## [What you will do]
Search the records below for the word "median". Pull out each line that has it.

%%

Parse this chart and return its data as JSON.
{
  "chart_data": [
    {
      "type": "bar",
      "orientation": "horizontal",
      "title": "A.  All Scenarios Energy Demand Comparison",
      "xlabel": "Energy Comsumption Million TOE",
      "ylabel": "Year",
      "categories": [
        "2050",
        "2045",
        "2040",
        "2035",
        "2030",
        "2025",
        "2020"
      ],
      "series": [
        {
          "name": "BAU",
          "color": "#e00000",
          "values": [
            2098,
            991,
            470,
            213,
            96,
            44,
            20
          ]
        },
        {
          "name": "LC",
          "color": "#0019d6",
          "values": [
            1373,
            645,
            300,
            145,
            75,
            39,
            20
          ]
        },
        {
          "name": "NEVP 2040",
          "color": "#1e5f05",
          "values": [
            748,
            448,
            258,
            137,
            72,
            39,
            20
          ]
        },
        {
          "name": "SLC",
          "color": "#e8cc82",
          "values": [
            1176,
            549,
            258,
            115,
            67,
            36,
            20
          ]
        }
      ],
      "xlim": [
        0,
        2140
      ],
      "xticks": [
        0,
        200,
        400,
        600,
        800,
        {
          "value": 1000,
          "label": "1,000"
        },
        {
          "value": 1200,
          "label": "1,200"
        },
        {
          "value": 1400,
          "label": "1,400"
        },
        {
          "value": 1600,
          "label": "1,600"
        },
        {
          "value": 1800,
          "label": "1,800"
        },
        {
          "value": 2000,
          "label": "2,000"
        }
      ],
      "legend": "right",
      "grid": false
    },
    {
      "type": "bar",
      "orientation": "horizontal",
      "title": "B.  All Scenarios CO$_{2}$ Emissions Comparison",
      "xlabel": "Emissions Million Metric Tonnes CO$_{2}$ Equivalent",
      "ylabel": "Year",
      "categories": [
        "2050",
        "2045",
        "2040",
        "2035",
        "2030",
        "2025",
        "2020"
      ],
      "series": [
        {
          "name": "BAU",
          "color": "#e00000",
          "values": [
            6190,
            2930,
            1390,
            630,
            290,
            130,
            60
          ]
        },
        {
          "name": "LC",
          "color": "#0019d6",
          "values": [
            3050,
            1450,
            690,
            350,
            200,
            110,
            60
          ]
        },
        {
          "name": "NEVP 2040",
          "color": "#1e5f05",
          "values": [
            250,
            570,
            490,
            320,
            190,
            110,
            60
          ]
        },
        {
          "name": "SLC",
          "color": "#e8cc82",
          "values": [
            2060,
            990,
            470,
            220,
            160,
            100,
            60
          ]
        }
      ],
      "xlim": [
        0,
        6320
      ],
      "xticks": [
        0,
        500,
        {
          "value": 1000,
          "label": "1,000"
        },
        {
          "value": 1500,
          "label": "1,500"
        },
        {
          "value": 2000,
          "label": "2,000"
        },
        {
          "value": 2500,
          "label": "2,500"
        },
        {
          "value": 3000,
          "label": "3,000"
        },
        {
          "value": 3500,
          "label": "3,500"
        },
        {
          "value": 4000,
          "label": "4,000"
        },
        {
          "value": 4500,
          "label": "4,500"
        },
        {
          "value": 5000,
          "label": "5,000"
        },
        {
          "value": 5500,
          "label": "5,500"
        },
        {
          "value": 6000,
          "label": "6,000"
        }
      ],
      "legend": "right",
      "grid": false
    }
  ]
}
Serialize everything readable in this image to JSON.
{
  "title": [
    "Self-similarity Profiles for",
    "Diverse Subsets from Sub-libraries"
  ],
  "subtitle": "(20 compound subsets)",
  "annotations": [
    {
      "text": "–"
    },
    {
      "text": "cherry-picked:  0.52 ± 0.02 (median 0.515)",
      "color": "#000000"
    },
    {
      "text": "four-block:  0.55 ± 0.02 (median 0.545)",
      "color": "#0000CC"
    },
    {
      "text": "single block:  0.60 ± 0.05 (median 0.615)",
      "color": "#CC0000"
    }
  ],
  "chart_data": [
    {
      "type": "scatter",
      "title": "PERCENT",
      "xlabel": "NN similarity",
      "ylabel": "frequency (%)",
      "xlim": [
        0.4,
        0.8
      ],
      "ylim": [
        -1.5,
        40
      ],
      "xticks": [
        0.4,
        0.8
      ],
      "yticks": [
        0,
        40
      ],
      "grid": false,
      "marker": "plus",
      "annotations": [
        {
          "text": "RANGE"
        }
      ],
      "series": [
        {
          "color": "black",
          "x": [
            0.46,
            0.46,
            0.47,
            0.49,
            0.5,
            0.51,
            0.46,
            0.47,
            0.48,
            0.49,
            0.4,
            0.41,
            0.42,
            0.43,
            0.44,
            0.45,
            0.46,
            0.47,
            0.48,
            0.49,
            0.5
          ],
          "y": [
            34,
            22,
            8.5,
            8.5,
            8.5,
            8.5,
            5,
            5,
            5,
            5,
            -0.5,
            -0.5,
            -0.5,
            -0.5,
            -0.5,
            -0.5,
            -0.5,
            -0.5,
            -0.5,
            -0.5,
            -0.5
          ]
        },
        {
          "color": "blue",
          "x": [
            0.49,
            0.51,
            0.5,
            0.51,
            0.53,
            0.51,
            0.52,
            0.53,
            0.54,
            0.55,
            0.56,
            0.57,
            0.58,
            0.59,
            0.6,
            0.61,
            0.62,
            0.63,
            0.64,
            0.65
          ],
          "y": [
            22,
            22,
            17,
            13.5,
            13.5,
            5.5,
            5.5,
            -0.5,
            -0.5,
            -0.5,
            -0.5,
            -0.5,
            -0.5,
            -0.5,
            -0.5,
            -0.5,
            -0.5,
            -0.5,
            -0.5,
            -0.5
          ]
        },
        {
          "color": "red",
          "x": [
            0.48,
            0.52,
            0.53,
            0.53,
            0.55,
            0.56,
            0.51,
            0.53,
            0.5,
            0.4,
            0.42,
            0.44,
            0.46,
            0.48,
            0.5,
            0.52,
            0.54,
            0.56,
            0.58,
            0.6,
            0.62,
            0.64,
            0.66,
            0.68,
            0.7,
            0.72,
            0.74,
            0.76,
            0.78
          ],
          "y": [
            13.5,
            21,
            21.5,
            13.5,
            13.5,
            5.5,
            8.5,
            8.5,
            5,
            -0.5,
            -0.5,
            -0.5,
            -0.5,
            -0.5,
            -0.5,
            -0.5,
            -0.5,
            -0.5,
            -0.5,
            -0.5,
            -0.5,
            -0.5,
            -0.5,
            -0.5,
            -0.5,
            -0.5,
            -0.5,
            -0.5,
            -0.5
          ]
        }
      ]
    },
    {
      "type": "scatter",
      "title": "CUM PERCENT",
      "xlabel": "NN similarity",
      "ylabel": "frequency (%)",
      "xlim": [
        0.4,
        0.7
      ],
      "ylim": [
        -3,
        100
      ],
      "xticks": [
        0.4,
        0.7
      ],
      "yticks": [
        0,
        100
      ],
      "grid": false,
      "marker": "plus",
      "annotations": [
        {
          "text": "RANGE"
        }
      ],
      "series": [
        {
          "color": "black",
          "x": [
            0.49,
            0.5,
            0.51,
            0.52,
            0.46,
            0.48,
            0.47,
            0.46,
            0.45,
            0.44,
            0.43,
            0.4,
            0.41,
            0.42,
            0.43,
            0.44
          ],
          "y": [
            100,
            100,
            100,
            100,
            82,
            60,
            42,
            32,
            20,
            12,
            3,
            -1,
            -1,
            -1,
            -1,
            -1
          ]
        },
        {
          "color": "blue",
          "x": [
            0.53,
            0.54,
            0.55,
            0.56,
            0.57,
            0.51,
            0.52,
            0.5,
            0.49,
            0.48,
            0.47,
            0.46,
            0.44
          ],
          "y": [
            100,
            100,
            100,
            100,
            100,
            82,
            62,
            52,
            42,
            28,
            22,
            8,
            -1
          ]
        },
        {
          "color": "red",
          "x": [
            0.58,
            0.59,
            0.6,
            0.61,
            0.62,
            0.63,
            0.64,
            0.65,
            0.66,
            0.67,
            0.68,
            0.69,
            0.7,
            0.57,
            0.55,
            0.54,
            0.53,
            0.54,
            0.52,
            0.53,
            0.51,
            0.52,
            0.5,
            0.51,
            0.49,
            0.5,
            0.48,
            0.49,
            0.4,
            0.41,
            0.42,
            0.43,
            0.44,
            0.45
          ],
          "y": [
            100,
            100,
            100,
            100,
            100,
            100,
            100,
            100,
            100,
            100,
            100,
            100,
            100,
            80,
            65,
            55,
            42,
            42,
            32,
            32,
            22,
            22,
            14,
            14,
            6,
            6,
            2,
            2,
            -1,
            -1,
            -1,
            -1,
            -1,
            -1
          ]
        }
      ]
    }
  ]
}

%%

## [Answer for this exercise]
      "text": "cherry-picked:  0.52 ± 0.02 (median 0.515)",
      "text": "four-block:  0.55 ± 0.02 (median 0.545)",
      "text": "single block:  0.60 ± 0.05 (median 0.615)",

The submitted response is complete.